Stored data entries
_ _ _

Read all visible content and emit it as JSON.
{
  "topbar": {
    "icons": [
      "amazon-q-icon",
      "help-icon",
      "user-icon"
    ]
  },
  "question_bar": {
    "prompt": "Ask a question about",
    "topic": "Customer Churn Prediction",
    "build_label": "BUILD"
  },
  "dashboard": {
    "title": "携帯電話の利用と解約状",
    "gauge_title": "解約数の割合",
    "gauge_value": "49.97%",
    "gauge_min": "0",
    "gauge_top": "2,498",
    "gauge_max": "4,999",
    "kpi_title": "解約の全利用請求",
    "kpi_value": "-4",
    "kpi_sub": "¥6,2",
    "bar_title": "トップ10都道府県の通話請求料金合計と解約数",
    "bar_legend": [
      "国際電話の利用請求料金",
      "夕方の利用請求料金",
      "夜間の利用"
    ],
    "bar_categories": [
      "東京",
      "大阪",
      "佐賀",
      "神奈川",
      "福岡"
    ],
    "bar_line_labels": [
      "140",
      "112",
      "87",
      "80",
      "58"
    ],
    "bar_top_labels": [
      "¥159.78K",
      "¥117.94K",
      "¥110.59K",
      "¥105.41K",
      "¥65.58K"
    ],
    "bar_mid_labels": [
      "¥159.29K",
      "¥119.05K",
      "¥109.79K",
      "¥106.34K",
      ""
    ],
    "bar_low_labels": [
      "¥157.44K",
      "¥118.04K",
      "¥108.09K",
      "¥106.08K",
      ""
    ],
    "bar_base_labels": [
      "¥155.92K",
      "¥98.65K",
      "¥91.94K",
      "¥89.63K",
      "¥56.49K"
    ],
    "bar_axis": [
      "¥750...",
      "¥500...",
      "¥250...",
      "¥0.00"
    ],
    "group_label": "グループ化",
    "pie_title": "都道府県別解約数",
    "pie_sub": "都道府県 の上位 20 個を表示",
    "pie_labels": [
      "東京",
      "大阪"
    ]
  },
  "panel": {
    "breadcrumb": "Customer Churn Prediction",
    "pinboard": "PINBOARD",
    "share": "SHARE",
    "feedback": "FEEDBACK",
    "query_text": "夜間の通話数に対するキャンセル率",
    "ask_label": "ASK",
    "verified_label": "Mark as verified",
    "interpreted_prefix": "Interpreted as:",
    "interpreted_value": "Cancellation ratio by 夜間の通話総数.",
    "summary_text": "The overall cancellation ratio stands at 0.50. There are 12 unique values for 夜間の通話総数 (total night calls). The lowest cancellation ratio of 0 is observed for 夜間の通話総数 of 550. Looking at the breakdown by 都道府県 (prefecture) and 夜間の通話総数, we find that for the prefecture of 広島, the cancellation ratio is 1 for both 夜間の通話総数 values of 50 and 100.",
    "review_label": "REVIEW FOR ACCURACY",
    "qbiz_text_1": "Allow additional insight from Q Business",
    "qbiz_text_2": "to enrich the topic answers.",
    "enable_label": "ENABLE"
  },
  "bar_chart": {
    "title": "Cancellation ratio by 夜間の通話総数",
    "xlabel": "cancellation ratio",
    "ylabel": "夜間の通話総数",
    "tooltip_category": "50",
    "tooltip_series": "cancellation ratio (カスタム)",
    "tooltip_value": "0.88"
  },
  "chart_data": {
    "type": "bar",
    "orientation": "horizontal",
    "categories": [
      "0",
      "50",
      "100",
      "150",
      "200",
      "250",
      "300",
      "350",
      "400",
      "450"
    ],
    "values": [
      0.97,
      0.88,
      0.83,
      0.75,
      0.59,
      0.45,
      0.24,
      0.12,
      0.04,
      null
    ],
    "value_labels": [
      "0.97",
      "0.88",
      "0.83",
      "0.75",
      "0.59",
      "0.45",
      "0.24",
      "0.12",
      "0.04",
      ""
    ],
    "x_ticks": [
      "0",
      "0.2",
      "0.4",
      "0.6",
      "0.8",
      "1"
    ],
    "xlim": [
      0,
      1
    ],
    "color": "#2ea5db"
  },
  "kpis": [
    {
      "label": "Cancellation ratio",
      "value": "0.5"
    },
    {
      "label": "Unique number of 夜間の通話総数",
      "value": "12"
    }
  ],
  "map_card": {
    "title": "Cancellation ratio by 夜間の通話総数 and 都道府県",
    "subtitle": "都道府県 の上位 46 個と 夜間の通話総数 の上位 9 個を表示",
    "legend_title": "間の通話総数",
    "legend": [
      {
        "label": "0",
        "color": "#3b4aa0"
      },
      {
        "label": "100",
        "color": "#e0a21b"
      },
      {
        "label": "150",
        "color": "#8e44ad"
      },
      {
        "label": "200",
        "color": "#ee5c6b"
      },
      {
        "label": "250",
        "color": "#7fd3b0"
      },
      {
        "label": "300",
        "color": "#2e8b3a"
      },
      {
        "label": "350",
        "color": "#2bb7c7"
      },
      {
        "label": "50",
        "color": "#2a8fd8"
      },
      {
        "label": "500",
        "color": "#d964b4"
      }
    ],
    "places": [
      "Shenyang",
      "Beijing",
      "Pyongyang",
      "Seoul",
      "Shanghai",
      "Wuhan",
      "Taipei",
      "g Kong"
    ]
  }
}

_ _ _

• TO BE DONE:
Produce a verbatim transcription of the entries above.

• COMPLETE ANSWER:
Read all visible content and emit it as JSON.
{
  "topbar": {
    "icons": [
      "amazon-q-icon",
      "help-icon",
      "user-icon"
    ]
  },
  "question_bar": {
    "prompt": "Ask a question about",
    "topic": "Customer Churn Prediction",
    "build_label": "BUILD"
  },
  "dashboard": {
    "title": "携帯電話の利用と解約状",
    "gauge_title": "解約数の割合",
    "gauge_value": "49.97%",
    "gauge_min": "0",
    "gauge_top": "2,498",
    "gauge_max": "4,999",
    "kpi_title": "解約の全利用請求",
    "kpi_value": "-4",
    "kpi_sub": "¥6,2",
    "bar_title": "トップ10都道府県の通話請求料金合計と解約数",
    "bar_legend": [
      "国際電話の利用請求料金",
      "夕方の利用請求料金",
      "夜間の利用"
    ],
    "bar_categories": [
      "東京",
      "大阪",
      "佐賀",
      "神奈川",
      "福岡"
    ],
    "bar_line_labels": [
      "140",
      "112",
      "87",
      "80",
      "58"
    ],
    "bar_top_labels": [
      "¥159.78K",
      "¥117.94K",
      "¥110.59K",
      "¥105.41K",
      "¥65.58K"
    ],
    "bar_mid_labels": [
      "¥159.29K",
      "¥119.05K",
      "¥109.79K",
      "¥106.34K",
      ""
    ],
    "bar_low_labels": [
      "¥157.44K",
      "¥118.04K",
      "¥108.09K",
      "¥106.08K",
      ""
    ],
    "bar_base_labels": [
      "¥155.92K",
      "¥98.65K",
      "¥91.94K",
      "¥89.63K",
      "¥56.49K"
    ],
    "bar_axis": [
      "¥750...",
      "¥500...",
      "¥250...",
      "¥0.00"
    ],
    "group_label": "グループ化",
    "pie_title": "都道府県別解約数",
    "pie_sub": "都道府県 の上位 20 個を表示",
    "pie_labels": [
      "東京",
      "大阪"
    ]
  },
  "panel": {
    "breadcrumb": "Customer Churn Prediction",
    "pinboard": "PINBOARD",
    "share": "SHARE",
    "feedback": "FEEDBACK",
    "query_text": "夜間の通話数に対するキャンセル率",
    "ask_label": "ASK",
    "verified_label": "Mark as verified",
    "interpreted_prefix": "Interpreted as:",
    "interpreted_value": "Cancellation ratio by 夜間の通話総数.",
    "summary_text": "The overall cancellation ratio stands at 0.50. There are 12 unique values for 夜間の通話総数 (total night calls). The lowest cancellation ratio of 0 is observed for 夜間の通話総数 of 550. Looking at the breakdown by 都道府県 (prefecture) and 夜間の通話総数, we find that for the prefecture of 広島, the cancellation ratio is 1 for both 夜間の通話総数 values of 50 and 100.",
    "review_label": "REVIEW FOR ACCURACY",
    "qbiz_text_1": "Allow additional insight from Q Business",
    "qbiz_text_2": "to enrich the topic answers.",
    "enable_label": "ENABLE"
  },
  "bar_chart": {
    "title": "Cancellation ratio by 夜間の通話総数",
    "xlabel": "cancellation ratio",
    "ylabel": "夜間の通話総数",
    "tooltip_category": "50",
    "tooltip_series": "cancellation ratio (カスタム)",
    "tooltip_value": "0.88"
  },
  "chart_data": {
    "type": "bar",
    "orientation": "horizontal",
    "categories": [
      "0",
      "50",
      "100",
      "150",
      "200",
      "250",
      "300",
      "350",
      "400",
      "450"
    ],
    "values": [
      0.97,
      0.88,
      0.83,
      0.75,
      0.59,
      0.45,
      0.24,
      0.12,
      0.04,
      null
    ],
    "value_labels": [
      "0.97",
      "0.88",
      "0.83",
      "0.75",
      "0.59",
      "0.45",
      "0.24",
      "0.12",
      "0.04",
      ""
    ],
    "x_ticks": [
      "0",
      "0.2",
      "0.4",
      "0.6",
      "0.8",
      "1"
    ],
    "xlim": [
      0,
      1
    ],
    "color": "#2ea5db"
  },
  "kpis": [
    {
      "label": "Cancellation ratio",
      "value": "0.5"
    },
    {
      "label": "Unique number of 夜間の通話総数",
      "value": "12"
    }
  ],
  "map_card": {
    "title": "Cancellation ratio by 夜間の通話総数 and 都道府県",
    "subtitle": "都道府県 の上位 46 個と 夜間の通話総数 の上位 9 個を表示",
    "legend_title": "間の通話総数",
    "legend": [
      {
        "label": "0",
        "color": "#3b4aa0"
      },
      {
        "label": "100",
        "color": "#e0a21b"
      },
      {
        "label": "150",
        "color": "#8e44ad"
      },
      {
        "label": "200",
        "color": "#ee5c6b"
      },
      {
        "label": "250",
        "color": "#7fd3b0"
      },
      {
        "label": "300",
        "color": "#2e8b3a"
      },
      {
        "label": "350",
        "color": "#2bb7c7"
      },
      {
        "label": "50",
        "color": "#2a8fd8"
      },
      {
        "label": "500",
        "color": "#d964b4"
      }
    ],
    "places": [
      "Shenyang",
      "Beijing",
      "Pyongyang",
      "Seoul",
      "Shanghai",
      "Wuhan",
      "Taipei",
      "g Kong"
    ]
  }
}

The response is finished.